**Task goal**
Write out each line from the data below that includes the word "Spruch".

**Records for this task**
#####
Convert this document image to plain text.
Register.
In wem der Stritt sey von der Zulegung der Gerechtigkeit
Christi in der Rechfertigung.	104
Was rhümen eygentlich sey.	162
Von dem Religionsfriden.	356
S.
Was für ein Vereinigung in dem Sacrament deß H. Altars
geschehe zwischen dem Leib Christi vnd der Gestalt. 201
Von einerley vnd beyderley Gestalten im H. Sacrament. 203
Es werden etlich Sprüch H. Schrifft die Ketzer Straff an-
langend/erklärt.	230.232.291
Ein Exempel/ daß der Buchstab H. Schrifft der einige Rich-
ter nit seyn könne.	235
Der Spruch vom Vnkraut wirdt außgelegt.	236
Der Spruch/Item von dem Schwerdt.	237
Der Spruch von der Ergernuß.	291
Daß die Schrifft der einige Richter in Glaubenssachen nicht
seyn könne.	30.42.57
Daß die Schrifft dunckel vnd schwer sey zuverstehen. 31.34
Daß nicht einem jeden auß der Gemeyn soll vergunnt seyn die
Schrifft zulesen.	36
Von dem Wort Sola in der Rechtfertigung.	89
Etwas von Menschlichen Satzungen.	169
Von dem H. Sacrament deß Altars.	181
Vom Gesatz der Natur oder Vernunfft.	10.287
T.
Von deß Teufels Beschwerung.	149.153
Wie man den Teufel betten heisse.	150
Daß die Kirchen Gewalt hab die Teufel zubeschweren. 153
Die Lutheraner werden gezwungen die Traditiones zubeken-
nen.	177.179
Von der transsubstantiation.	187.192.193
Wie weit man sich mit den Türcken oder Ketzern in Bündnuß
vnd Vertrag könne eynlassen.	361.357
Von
#####
**Response to the exercise**
Der Spruch vom Vnkraut wirdt außgelegt.	236
Der Spruch/Item von dem Schwerdt.	237
Der Spruch von der Ergernuß.	291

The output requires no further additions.